Copy out every line of the material below verbatim, keeping each character, bracket and number unchanged.

=== Data in this exercise ===

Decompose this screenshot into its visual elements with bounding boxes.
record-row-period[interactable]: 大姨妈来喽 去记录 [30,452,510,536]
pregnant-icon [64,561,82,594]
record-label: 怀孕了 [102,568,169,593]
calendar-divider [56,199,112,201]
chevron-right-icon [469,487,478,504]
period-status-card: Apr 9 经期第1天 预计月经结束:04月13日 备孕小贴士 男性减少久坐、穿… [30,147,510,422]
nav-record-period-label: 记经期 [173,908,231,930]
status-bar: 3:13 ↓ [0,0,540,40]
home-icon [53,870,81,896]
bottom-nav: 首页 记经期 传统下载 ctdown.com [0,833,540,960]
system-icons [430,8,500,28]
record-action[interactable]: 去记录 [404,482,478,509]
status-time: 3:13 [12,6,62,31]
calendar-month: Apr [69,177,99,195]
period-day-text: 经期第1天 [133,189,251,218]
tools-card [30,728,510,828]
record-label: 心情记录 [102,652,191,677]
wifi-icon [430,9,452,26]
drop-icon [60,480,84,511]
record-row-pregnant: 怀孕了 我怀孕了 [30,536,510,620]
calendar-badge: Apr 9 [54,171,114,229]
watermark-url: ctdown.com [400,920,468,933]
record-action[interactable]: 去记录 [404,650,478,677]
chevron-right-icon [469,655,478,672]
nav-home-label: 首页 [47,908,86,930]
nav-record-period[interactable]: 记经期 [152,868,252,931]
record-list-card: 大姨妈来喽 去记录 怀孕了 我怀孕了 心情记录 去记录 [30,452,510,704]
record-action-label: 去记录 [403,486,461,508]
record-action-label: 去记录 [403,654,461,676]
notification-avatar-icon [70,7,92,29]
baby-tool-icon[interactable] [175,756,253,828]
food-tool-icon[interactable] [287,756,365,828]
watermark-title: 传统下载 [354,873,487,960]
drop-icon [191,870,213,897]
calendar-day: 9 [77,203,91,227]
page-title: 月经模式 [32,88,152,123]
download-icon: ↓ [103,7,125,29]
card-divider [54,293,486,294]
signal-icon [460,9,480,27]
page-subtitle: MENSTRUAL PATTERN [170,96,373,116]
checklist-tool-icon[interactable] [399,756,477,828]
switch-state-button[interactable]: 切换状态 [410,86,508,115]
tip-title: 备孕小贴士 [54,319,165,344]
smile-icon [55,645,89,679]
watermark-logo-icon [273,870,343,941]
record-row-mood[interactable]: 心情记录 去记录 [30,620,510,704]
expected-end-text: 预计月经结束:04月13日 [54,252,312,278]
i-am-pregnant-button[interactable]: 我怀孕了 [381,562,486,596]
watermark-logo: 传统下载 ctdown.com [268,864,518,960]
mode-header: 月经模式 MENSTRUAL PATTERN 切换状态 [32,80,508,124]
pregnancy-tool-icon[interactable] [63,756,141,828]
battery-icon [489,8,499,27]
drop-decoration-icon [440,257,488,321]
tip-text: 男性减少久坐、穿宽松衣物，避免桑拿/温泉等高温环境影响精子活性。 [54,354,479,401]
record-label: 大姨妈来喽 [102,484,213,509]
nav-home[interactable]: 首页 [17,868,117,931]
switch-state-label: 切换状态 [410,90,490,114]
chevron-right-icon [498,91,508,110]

===

Problem solution →
Decompose this screenshot into its visual elements with bounding boxes.
record-row-period[interactable]: 大姨妈来喽 去记录 [30,452,510,536]
pregnant-icon [64,561,82,594]
record-label: 怀孕了 [102,568,169,593]
calendar-divider [56,199,112,201]
chevron-right-icon [469,487,478,504]
period-status-card: Apr 9 经期第1天 预计月经结束:04月13日 备孕小贴士 男性减少久坐、穿… [30,147,510,422]
nav-record-period-label: 记经期 [173,908,231,930]
status-bar: 3:13 ↓ [0,0,540,40]
home-icon [53,870,81,896]
bottom-nav: 首页 记经期 传统下载 ctdown.com [0,833,540,960]
system-icons [430,8,500,28]
record-action[interactable]: 去记录 [404,482,478,509]
status-time: 3:13 [12,6,62,31]
calendar-month: Apr [69,177,99,195]
period-day-text: 经期第1天 [133,189,251,218]
tools-card [30,728,510,828]
record-label: 心情记录 [102,652,191,677]
wifi-icon [430,9,452,26]
drop-icon [60,480,84,511]
record-row-pregnant: 怀孕了 我怀孕了 [30,536,510,620]
calendar-badge: Apr 9 [54,171,114,229]
watermark-url: ctdown.com [400,920,468,933]
record-action[interactable]: 去记录 [404,650,478,677]
chevron-right-icon [469,655,478,672]
nav-home-label: 首页 [47,908,86,930]
nav-record-period[interactable]: 记经期 [152,868,252,931]
record-list-card: 大姨妈来喽 去记录 怀孕了 我怀孕了 心情记录 去记录 [30,452,510,704]
record-action-label: 去记录 [403,486,461,508]
record-action-label: 去记录 [403,654,461,676]
notification-avatar-icon [70,7,92,29]
baby-tool-icon[interactable] [175,756,253,828]
food-tool-icon[interactable] [287,756,365,828]
watermark-title: 传统下载 [354,873,487,960]
drop-icon [191,870,213,897]
calendar-day: 9 [77,203,91,227]
page-title: 月经模式 [32,88,152,123]
download-icon: ↓ [103,7,125,29]
card-divider [54,293,486,294]
signal-icon [460,9,480,27]
page-subtitle: MENSTRUAL PATTERN [170,96,373,116]
checklist-tool-icon[interactable] [399,756,477,828]
switch-state-button[interactable]: 切换状态 [410,86,508,115]
tip-title: 备孕小贴士 [54,319,165,344]
smile-icon [55,645,89,679]
watermark-logo-icon [273,870,343,941]
record-row-mood[interactable]: 心情记录 去记录 [30,620,510,704]
expected-end-text: 预计月经结束:04月13日 [54,252,312,278]
i-am-pregnant-button[interactable]: 我怀孕了 [381,562,486,596]
watermark-logo: 传统下载 ctdown.com [268,864,518,960]
mode-header: 月经模式 MENSTRUAL PATTERN 切换状态 [32,80,508,124]
pregnancy-tool-icon[interactable] [63,756,141,828]
battery-icon [489,8,499,27]
drop-decoration-icon [440,257,488,321]
tip-text: 男性减少久坐、穿宽松衣物，避免桑拿/温泉等高温环境影响精子活性。 [54,354,479,401]
record-label: 大姨妈来喽 [102,484,213,509]
nav-home[interactable]: 首页 [17,868,117,931]
switch-state-label: 切换状态 [410,90,490,114]
chevron-right-icon [498,91,508,110]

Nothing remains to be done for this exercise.